>> start INPUT DATA

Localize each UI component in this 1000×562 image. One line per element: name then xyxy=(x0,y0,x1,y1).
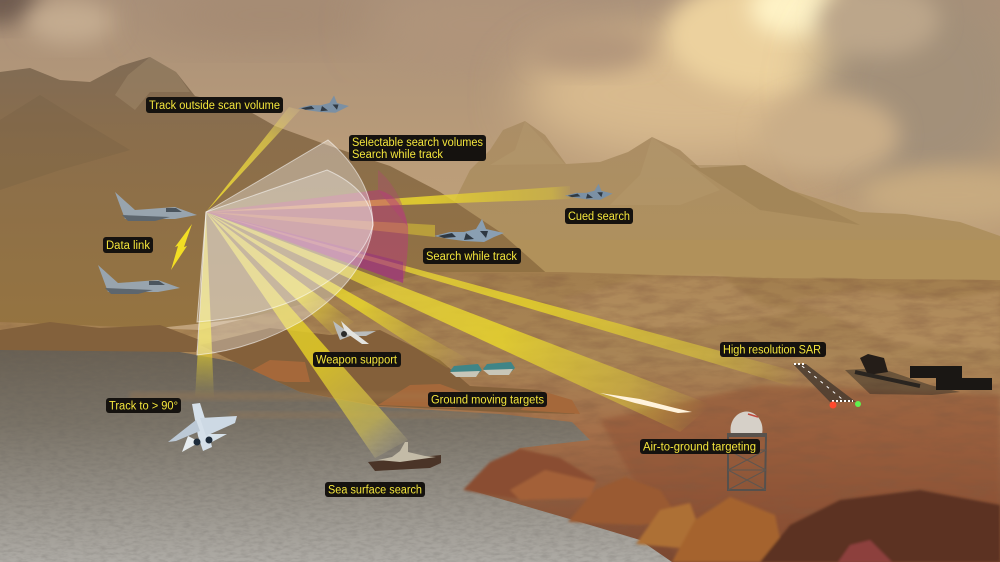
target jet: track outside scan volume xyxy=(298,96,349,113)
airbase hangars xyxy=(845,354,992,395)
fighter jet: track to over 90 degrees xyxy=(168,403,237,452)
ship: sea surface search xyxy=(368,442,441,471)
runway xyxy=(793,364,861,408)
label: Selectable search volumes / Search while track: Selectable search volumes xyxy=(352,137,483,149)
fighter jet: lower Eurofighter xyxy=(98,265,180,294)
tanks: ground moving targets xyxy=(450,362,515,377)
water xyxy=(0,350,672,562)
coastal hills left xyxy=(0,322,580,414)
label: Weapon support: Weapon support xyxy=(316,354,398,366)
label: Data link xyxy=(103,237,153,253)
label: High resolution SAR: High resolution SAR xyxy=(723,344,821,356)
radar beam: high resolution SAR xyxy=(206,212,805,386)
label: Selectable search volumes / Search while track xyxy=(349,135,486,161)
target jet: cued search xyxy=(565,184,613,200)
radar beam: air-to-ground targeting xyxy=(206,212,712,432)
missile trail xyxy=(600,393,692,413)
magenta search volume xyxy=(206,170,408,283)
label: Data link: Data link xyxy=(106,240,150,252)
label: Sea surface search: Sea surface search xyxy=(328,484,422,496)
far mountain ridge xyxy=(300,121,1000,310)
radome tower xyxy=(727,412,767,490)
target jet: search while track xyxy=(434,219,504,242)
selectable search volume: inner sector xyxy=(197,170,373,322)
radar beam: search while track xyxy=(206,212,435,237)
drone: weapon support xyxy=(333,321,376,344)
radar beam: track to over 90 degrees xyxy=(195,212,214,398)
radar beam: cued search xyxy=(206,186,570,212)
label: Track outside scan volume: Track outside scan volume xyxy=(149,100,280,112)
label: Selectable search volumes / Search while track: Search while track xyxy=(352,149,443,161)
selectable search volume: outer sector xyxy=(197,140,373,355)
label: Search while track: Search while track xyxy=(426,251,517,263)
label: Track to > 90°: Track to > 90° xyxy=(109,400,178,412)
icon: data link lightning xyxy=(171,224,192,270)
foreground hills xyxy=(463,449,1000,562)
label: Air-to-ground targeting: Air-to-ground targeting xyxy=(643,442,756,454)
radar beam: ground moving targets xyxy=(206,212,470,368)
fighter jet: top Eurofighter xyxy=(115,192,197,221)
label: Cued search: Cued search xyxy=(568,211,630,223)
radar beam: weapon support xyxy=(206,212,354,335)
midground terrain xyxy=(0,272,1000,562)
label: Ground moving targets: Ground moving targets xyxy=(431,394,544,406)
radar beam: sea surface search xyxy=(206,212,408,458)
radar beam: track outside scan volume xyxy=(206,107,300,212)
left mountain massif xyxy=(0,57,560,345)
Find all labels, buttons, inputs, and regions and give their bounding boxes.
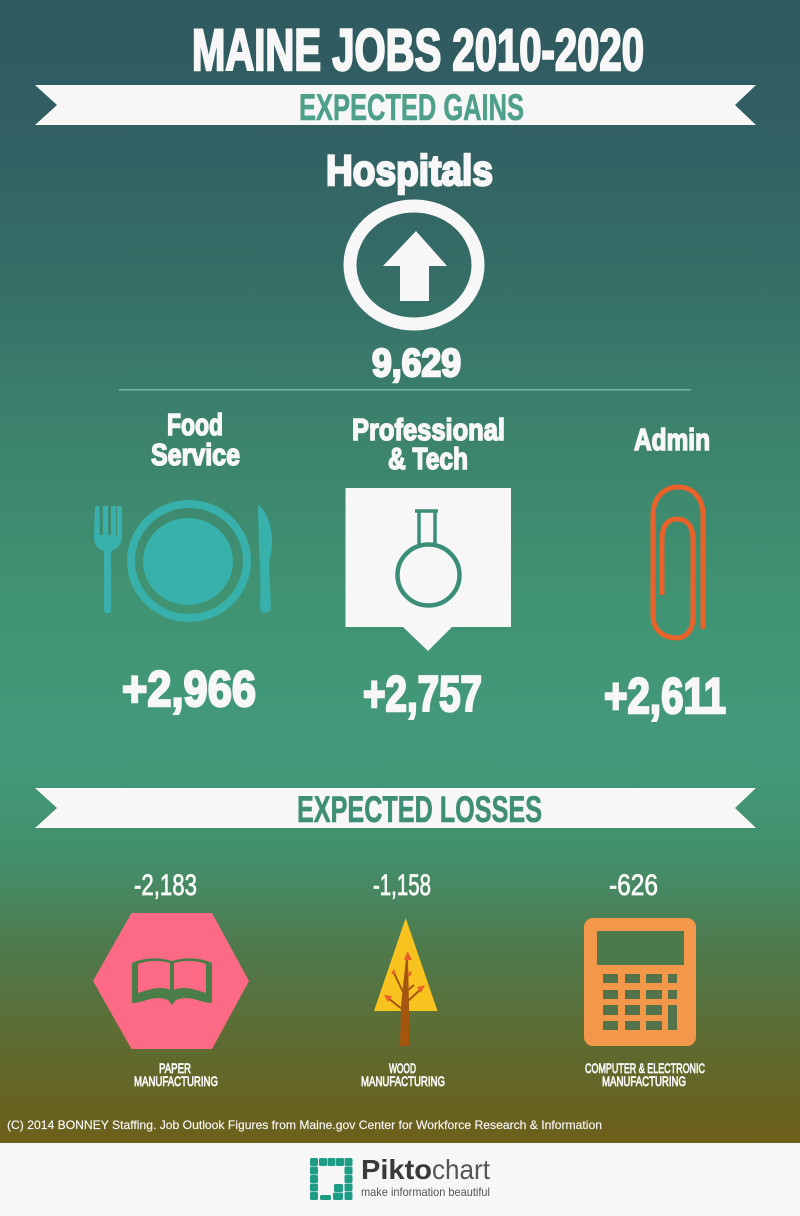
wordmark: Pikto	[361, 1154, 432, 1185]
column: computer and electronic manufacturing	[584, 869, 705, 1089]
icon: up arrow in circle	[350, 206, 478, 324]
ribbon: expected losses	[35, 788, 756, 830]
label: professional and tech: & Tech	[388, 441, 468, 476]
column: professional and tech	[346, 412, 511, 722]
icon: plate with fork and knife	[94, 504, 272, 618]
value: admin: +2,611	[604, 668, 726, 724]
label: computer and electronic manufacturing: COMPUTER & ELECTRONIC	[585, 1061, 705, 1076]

>> end INPUT DATA

DO THIS >> Copy out every line in the listing above that contains the string "scan". Case matters.

FINISHED EXERCISE >>
target jet: track outside scan volume xyxy=(298,96,349,113)
label: Track outside scan volume: Track outside scan volume xyxy=(149,100,280,112)
radar beam: track outside scan volume xyxy=(206,107,300,212)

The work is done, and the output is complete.